- Recorded data:

** begin **

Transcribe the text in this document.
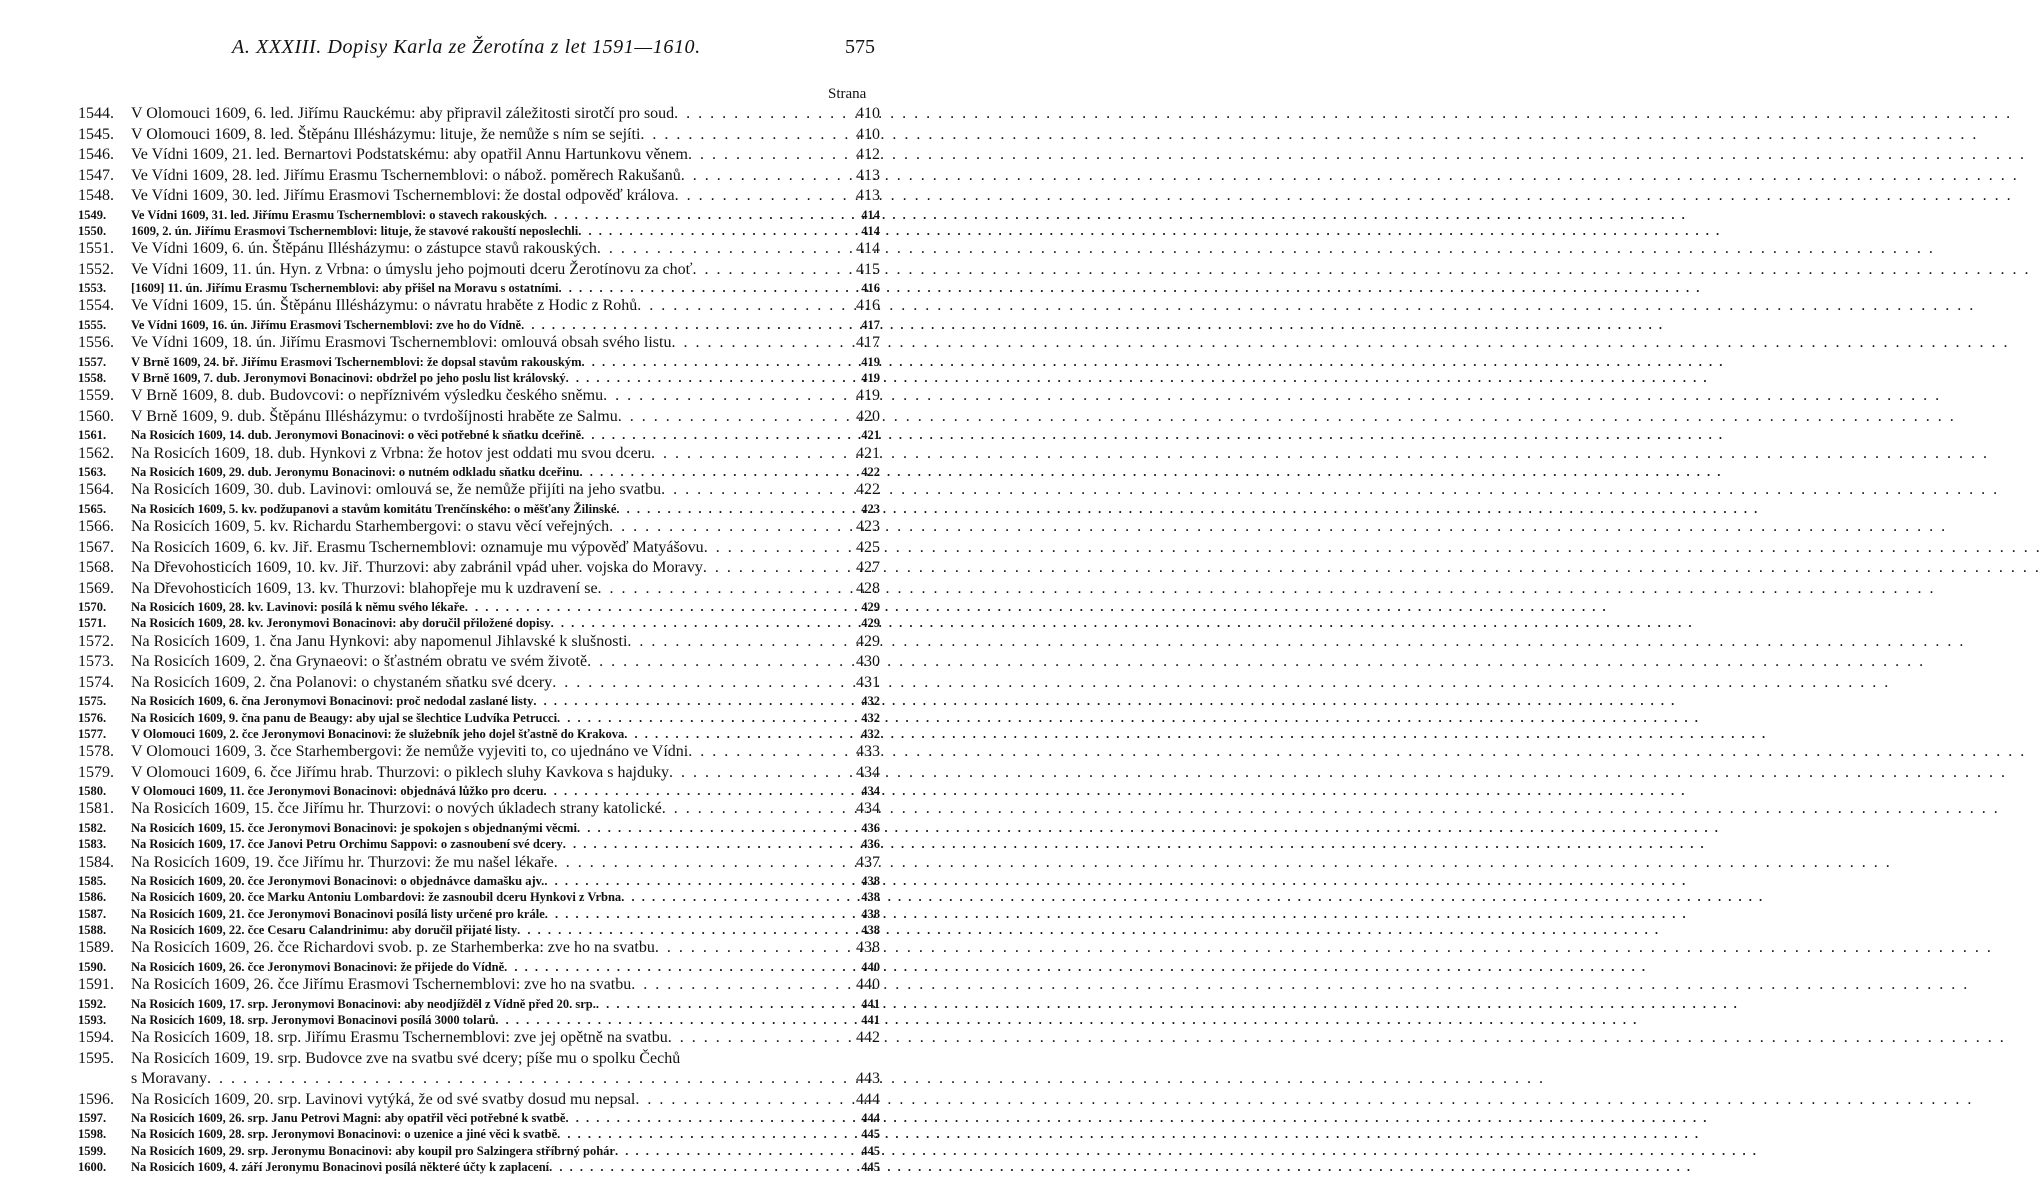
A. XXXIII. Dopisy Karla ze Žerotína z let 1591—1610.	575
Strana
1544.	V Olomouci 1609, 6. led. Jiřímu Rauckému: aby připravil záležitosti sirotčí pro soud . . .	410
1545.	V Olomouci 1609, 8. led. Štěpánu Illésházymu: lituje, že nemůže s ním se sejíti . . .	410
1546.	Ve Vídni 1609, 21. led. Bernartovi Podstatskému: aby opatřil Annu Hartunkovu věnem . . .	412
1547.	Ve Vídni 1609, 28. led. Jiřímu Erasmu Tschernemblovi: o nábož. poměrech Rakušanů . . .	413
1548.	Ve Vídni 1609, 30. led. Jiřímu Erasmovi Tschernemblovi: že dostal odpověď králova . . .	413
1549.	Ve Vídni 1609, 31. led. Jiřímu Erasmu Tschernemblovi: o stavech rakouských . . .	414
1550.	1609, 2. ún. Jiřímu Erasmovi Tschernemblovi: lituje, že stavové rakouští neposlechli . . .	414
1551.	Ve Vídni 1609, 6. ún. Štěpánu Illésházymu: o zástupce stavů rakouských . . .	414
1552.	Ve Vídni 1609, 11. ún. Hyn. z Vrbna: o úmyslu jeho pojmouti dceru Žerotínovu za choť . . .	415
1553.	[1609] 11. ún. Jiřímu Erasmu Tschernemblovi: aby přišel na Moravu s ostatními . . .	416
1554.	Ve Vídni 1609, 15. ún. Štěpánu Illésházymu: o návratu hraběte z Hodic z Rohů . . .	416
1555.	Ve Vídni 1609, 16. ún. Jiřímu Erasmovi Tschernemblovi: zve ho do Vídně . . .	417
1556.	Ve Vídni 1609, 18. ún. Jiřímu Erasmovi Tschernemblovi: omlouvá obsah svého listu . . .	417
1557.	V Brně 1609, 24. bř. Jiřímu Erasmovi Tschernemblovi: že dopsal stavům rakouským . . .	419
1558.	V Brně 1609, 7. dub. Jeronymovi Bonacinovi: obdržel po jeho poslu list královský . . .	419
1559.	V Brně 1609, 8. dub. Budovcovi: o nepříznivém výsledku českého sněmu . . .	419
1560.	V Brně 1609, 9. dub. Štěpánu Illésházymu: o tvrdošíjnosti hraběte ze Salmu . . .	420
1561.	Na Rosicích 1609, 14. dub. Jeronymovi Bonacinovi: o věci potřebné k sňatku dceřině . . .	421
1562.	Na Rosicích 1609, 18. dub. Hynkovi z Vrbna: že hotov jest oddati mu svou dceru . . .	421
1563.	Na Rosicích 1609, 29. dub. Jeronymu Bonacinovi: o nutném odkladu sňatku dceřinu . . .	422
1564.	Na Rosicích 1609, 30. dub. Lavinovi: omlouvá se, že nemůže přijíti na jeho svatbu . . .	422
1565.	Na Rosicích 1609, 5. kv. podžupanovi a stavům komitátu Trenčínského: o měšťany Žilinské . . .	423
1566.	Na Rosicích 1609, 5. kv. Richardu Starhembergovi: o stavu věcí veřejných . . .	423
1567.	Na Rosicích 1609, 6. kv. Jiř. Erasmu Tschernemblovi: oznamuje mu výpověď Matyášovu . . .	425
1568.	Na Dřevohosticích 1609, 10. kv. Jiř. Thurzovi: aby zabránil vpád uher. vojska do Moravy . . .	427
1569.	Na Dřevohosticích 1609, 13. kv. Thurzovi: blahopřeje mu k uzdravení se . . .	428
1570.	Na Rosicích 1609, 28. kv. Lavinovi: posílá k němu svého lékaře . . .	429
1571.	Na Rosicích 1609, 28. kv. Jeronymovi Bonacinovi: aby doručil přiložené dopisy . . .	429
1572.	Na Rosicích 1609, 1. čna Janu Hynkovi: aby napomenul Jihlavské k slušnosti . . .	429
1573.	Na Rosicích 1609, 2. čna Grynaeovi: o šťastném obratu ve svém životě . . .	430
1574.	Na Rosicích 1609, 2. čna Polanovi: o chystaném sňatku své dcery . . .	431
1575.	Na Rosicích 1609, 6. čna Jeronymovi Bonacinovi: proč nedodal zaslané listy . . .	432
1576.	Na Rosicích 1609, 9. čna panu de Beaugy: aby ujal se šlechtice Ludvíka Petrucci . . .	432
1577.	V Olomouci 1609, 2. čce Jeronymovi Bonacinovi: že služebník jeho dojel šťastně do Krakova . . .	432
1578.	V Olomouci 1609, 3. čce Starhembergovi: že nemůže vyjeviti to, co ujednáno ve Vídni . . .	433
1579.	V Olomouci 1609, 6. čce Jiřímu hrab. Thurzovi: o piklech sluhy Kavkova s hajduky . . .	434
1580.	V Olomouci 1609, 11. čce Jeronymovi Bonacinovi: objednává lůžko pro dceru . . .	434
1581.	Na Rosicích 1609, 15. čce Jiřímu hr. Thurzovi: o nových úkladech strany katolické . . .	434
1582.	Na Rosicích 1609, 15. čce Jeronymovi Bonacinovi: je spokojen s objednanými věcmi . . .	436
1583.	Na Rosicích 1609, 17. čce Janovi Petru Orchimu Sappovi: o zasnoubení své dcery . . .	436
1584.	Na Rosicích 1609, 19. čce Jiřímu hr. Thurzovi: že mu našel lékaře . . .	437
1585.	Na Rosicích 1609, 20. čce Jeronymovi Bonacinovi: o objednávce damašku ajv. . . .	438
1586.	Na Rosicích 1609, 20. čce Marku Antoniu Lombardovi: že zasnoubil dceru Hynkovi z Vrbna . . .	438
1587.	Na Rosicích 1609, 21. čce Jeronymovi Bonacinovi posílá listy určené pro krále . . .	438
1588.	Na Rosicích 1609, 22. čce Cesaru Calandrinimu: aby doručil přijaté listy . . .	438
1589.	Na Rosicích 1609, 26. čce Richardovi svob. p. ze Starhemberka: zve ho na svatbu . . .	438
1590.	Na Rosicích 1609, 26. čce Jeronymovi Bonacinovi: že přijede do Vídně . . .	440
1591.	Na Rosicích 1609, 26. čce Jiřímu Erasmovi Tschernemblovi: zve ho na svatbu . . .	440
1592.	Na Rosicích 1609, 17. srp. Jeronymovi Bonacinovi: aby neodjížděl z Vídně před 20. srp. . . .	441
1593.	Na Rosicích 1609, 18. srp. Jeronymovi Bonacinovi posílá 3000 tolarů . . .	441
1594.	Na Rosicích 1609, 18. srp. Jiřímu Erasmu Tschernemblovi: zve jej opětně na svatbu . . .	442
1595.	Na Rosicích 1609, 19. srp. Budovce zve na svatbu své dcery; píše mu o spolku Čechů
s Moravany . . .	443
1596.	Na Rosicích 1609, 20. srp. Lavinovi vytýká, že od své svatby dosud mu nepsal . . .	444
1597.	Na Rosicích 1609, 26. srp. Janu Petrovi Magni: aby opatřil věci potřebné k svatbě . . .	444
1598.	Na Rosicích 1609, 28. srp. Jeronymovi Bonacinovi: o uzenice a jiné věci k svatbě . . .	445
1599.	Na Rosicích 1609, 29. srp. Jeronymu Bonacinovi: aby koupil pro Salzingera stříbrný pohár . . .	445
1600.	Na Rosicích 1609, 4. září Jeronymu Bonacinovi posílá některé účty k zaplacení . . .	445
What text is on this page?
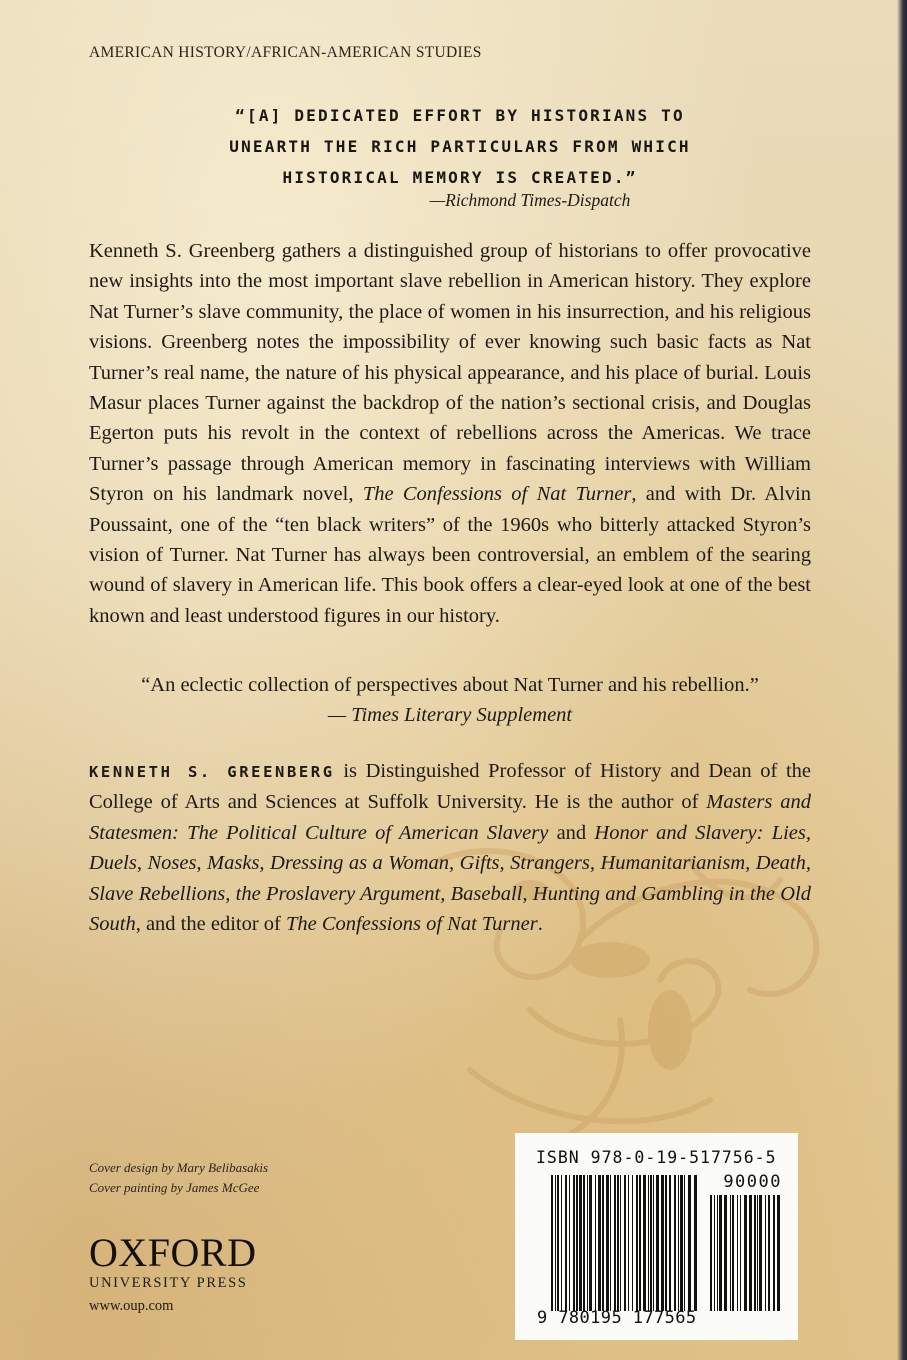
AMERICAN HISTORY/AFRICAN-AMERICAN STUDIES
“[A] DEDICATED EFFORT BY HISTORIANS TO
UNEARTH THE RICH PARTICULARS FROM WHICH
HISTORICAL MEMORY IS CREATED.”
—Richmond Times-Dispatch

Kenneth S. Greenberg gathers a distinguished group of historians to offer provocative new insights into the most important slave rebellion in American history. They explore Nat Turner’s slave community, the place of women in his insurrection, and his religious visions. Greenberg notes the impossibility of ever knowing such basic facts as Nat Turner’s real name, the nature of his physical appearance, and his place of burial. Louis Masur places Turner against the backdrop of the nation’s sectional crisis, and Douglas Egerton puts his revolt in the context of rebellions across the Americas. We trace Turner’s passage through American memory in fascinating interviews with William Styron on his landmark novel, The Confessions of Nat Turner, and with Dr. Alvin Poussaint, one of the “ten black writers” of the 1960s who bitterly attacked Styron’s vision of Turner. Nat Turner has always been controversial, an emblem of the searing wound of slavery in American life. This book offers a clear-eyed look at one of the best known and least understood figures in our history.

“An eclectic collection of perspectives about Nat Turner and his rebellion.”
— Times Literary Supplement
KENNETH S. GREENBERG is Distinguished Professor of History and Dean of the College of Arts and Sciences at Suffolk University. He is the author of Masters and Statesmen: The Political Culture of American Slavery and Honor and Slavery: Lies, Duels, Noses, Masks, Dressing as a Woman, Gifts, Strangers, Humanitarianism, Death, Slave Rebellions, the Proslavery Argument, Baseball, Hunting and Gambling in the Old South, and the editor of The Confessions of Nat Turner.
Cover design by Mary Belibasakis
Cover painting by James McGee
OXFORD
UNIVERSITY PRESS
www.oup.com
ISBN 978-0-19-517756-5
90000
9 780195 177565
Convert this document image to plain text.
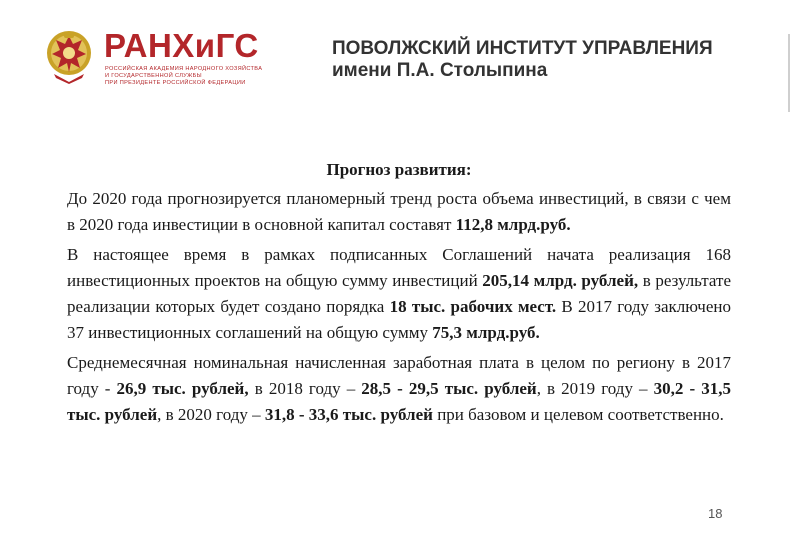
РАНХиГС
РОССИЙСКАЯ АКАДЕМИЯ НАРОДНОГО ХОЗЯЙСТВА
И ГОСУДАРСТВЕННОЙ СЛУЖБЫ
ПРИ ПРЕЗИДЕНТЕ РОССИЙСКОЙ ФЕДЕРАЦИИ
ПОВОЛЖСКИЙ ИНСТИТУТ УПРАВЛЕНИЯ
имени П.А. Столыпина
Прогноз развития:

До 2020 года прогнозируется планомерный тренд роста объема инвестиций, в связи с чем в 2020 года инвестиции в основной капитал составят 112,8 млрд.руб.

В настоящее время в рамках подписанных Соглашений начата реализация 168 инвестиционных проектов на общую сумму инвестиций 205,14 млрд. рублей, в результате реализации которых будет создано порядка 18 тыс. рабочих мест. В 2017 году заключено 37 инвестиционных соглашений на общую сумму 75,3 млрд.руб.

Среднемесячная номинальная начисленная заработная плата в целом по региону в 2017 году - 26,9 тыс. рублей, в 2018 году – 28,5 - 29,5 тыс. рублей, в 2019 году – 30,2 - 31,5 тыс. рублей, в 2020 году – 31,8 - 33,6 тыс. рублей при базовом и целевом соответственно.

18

** end **

- Written request:
Find the line with "Convert this document image to plain text." in the listing and extract it and all lines after it through the end, exactly, without the pictures.

- The result:
Convert this document image to plain text.
РАНХиГС
РОССИЙСКАЯ АКАДЕМИЯ НАРОДНОГО ХОЗЯЙСТВА
И ГОСУДАРСТВЕННОЙ СЛУЖБЫ
ПРИ ПРЕЗИДЕНТЕ РОССИЙСКОЙ ФЕДЕРАЦИИ
ПОВОЛЖСКИЙ ИНСТИТУТ УПРАВЛЕНИЯ
имени П.А. Столыпина
Прогноз развития:

До 2020 года прогнозируется планомерный тренд роста объема инвестиций, в связи с чем в 2020 года инвестиции в основной капитал составят 112,8 млрд.руб.

В настоящее время в рамках подписанных Соглашений начата реализация 168 инвестиционных проектов на общую сумму инвестиций 205,14 млрд. рублей, в результате реализации которых будет создано порядка 18 тыс. рабочих мест. В 2017 году заключено 37 инвестиционных соглашений на общую сумму 75,3 млрд.руб.

Среднемесячная номинальная начисленная заработная плата в целом по региону в 2017 году - 26,9 тыс. рублей, в 2018 году – 28,5 - 29,5 тыс. рублей, в 2019 году – 30,2 - 31,5 тыс. рублей, в 2020 году – 31,8 - 33,6 тыс. рублей при базовом и целевом соответственно.

18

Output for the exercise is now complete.